• WORK TO COMPLETE: Single out the lines of the material that contain "证券简称" and copy them.

• ENTRIES:
⟨

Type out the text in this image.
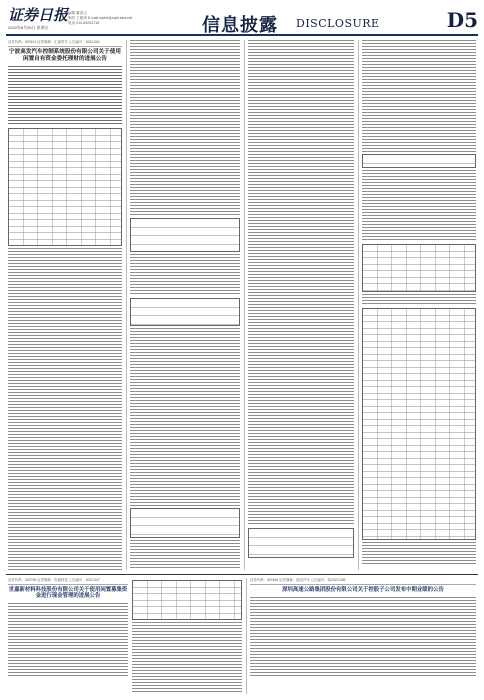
证券日报
2022年8月26日 星期五
编辑 董春云
制作 王敬涛 E-mail:zqrb9@zqrb.sina.net
电话 010-83251716	信息披露 DISCLOSURE	D5
证券代码：603101 证券简称：汇嘉时代 公告编号：2022-061
宁波高发汽车控制系统股份有限公司关于使用闲置自有资金委托理财的进展公告
证券代码：002796 证券简称：世嘉科技 公告编号：2022-047
世嘉新材料科技股份有限公司关于使用闲置募集资金进行现金管理的进展公告
证券代码：600166 证券简称：福田汽车 公告编号：临2022-085
深圳高速公路集团股份有限公司关于控股子公司发布中期业绩的公告
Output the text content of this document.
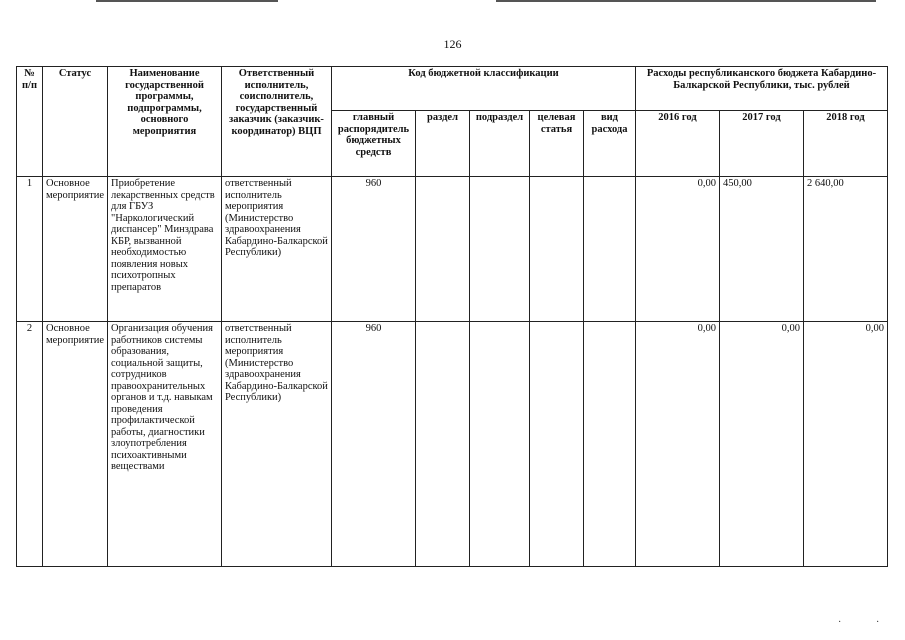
126
№ п/п	Статус	Наименование государственной программы, подпрограммы, основного мероприятия	Ответственный исполнитель, соисполнитель, государственный заказчик (заказчик-координатор) ВЦП	Код бюджетной классификации					Расходы республиканского бюджета Кабардино-Балкарской Республики, тыс. рублей		
				главный распорядитель бюджетных средств	раздел	подраздел	целевая статья	вид расхода	2016 год	2017 год	2018 год
1	Основное мероприятие	Приобретение лекарственных средств для ГБУЗ "Наркологический диспансер" Минздрава КБР, вызванной необходимостью появления новых психотропных препаратов	ответственный исполнитель мероприятия (Министерство здравоохранения Кабардино-Балкарской Республики)	960					0,00	450,00	2 640,00
2	Основное мероприятие	Организация обучения работников системы образования, социальной защиты, сотрудников правоохранительных органов и т.д. навыкам проведения профилактической работы, диагностики злоупотребления психоактивными веществами	ответственный исполнитель мероприятия (Министерство здравоохранения Кабардино-Балкарской Республики)	960					0,00	0,00	0,00
·	·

⟩

• ANSWER BELOW:
证券代码：603101 证券简称：汇嘉时代 公告编号：2022-061
证券代码：002796 证券简称：世嘉科技 公告编号：2022-047
证券代码：600166 证券简称：福田汽车 公告编号：临2022-085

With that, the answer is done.